[start]

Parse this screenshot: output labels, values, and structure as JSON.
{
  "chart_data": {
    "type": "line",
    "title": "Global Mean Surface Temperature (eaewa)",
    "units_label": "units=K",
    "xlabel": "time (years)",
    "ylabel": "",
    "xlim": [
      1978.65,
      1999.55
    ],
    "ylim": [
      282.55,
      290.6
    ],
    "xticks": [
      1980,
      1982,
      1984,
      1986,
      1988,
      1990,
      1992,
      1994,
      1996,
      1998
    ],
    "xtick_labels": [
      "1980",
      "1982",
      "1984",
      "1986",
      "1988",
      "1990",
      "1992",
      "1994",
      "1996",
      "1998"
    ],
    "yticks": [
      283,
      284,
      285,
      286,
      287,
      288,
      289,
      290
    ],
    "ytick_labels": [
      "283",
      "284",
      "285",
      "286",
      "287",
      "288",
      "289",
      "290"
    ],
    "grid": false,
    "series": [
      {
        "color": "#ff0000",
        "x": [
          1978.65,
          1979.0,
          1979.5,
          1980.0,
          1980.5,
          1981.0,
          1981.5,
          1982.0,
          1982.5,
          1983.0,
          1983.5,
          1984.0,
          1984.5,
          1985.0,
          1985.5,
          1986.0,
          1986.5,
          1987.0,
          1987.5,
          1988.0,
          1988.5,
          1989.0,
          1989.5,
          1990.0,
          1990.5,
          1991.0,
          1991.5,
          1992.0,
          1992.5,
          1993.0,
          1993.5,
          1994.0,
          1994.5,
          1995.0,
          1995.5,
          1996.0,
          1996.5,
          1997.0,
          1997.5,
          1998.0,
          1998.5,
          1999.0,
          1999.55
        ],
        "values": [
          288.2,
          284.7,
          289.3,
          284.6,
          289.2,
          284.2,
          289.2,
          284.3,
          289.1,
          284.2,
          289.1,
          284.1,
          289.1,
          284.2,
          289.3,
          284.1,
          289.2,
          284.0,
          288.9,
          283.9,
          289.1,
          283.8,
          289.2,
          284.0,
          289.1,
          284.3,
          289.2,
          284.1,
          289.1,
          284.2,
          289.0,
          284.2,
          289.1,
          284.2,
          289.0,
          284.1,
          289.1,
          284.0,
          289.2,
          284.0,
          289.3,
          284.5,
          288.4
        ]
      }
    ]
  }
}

[end]

**Challenge**
Copy out the full set of records precisely, leaving nothing out.

**The response**
Parse this screenshot: output labels, values, and structure as JSON.
{
  "chart_data": {
    "type": "line",
    "title": "Global Mean Surface Temperature (eaewa)",
    "units_label": "units=K",
    "xlabel": "time (years)",
    "ylabel": "",
    "xlim": [
      1978.65,
      1999.55
    ],
    "ylim": [
      282.55,
      290.6
    ],
    "xticks": [
      1980,
      1982,
      1984,
      1986,
      1988,
      1990,
      1992,
      1994,
      1996,
      1998
    ],
    "xtick_labels": [
      "1980",
      "1982",
      "1984",
      "1986",
      "1988",
      "1990",
      "1992",
      "1994",
      "1996",
      "1998"
    ],
    "yticks": [
      283,
      284,
      285,
      286,
      287,
      288,
      289,
      290
    ],
    "ytick_labels": [
      "283",
      "284",
      "285",
      "286",
      "287",
      "288",
      "289",
      "290"
    ],
    "grid": false,
    "series": [
      {
        "color": "#ff0000",
        "x": [
          1978.65,
          1979.0,
          1979.5,
          1980.0,
          1980.5,
          1981.0,
          1981.5,
          1982.0,
          1982.5,
          1983.0,
          1983.5,
          1984.0,
          1984.5,
          1985.0,
          1985.5,
          1986.0,
          1986.5,
          1987.0,
          1987.5,
          1988.0,
          1988.5,
          1989.0,
          1989.5,
          1990.0,
          1990.5,
          1991.0,
          1991.5,
          1992.0,
          1992.5,
          1993.0,
          1993.5,
          1994.0,
          1994.5,
          1995.0,
          1995.5,
          1996.0,
          1996.5,
          1997.0,
          1997.5,
          1998.0,
          1998.5,
          1999.0,
          1999.55
        ],
        "values": [
          288.2,
          284.7,
          289.3,
          284.6,
          289.2,
          284.2,
          289.2,
          284.3,
          289.1,
          284.2,
          289.1,
          284.1,
          289.1,
          284.2,
          289.3,
          284.1,
          289.2,
          284.0,
          288.9,
          283.9,
          289.1,
          283.8,
          289.2,
          284.0,
          289.1,
          284.3,
          289.2,
          284.1,
          289.1,
          284.2,
          289.0,
          284.2,
          289.1,
          284.2,
          289.0,
          284.1,
          289.1,
          284.0,
          289.2,
          284.0,
          289.3,
          284.5,
          288.4
        ]
      }
    ]
  }
}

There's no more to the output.